- [Objective]
Repeat the records exactly. Every line must match.

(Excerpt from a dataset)
-- Begin --
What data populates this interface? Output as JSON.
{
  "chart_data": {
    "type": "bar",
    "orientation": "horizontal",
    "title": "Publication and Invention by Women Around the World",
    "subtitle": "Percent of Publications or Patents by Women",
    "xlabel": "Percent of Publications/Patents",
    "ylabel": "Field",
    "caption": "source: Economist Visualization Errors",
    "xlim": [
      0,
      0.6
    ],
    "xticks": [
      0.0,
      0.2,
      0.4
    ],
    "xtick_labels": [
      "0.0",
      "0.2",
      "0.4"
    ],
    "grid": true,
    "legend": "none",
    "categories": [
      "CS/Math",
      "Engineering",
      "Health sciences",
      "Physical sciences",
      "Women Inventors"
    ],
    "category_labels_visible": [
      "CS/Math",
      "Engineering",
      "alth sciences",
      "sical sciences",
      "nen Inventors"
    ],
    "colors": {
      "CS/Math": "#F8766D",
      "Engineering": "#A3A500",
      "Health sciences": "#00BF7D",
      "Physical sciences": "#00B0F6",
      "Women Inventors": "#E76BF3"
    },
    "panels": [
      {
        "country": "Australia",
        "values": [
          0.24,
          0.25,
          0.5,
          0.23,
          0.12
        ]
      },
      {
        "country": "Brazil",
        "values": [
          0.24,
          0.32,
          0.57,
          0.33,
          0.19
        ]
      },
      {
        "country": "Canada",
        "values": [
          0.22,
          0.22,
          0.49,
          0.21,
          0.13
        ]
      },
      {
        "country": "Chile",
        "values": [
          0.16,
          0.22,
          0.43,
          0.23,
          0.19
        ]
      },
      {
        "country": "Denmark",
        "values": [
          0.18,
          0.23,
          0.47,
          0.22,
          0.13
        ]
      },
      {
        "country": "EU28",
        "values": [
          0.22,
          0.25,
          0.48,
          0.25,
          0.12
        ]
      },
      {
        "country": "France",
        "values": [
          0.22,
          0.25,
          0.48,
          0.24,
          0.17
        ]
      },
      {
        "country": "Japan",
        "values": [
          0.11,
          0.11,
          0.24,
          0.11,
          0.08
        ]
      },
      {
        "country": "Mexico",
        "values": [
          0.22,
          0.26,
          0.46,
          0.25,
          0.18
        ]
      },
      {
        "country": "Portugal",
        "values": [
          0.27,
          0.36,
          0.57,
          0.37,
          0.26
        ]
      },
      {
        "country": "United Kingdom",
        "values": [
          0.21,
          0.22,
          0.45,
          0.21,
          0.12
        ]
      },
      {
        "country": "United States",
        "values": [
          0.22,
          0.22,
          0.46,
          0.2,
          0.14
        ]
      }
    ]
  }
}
-- End --
- [Output of the task]
What data populates this interface? Output as JSON.
{
  "chart_data": {
    "type": "bar",
    "orientation": "horizontal",
    "title": "Publication and Invention by Women Around the World",
    "subtitle": "Percent of Publications or Patents by Women",
    "xlabel": "Percent of Publications/Patents",
    "ylabel": "Field",
    "caption": "source: Economist Visualization Errors",
    "xlim": [
      0,
      0.6
    ],
    "xticks": [
      0.0,
      0.2,
      0.4
    ],
    "xtick_labels": [
      "0.0",
      "0.2",
      "0.4"
    ],
    "grid": true,
    "legend": "none",
    "categories": [
      "CS/Math",
      "Engineering",
      "Health sciences",
      "Physical sciences",
      "Women Inventors"
    ],
    "category_labels_visible": [
      "CS/Math",
      "Engineering",
      "alth sciences",
      "sical sciences",
      "nen Inventors"
    ],
    "colors": {
      "CS/Math": "#F8766D",
      "Engineering": "#A3A500",
      "Health sciences": "#00BF7D",
      "Physical sciences": "#00B0F6",
      "Women Inventors": "#E76BF3"
    },
    "panels": [
      {
        "country": "Australia",
        "values": [
          0.24,
          0.25,
          0.5,
          0.23,
          0.12
        ]
      },
      {
        "country": "Brazil",
        "values": [
          0.24,
          0.32,
          0.57,
          0.33,
          0.19
        ]
      },
      {
        "country": "Canada",
        "values": [
          0.22,
          0.22,
          0.49,
          0.21,
          0.13
        ]
      },
      {
        "country": "Chile",
        "values": [
          0.16,
          0.22,
          0.43,
          0.23,
          0.19
        ]
      },
      {
        "country": "Denmark",
        "values": [
          0.18,
          0.23,
          0.47,
          0.22,
          0.13
        ]
      },
      {
        "country": "EU28",
        "values": [
          0.22,
          0.25,
          0.48,
          0.25,
          0.12
        ]
      },
      {
        "country": "France",
        "values": [
          0.22,
          0.25,
          0.48,
          0.24,
          0.17
        ]
      },
      {
        "country": "Japan",
        "values": [
          0.11,
          0.11,
          0.24,
          0.11,
          0.08
        ]
      },
      {
        "country": "Mexico",
        "values": [
          0.22,
          0.26,
          0.46,
          0.25,
          0.18
        ]
      },
      {
        "country": "Portugal",
        "values": [
          0.27,
          0.36,
          0.57,
          0.37,
          0.26
        ]
      },
      {
        "country": "United Kingdom",
        "values": [
          0.21,
          0.22,
          0.45,
          0.21,
          0.12
        ]
      },
      {
        "country": "United States",
        "values": [
          0.22,
          0.22,
          0.46,
          0.2,
          0.14
        ]
      }
    ]
  }
}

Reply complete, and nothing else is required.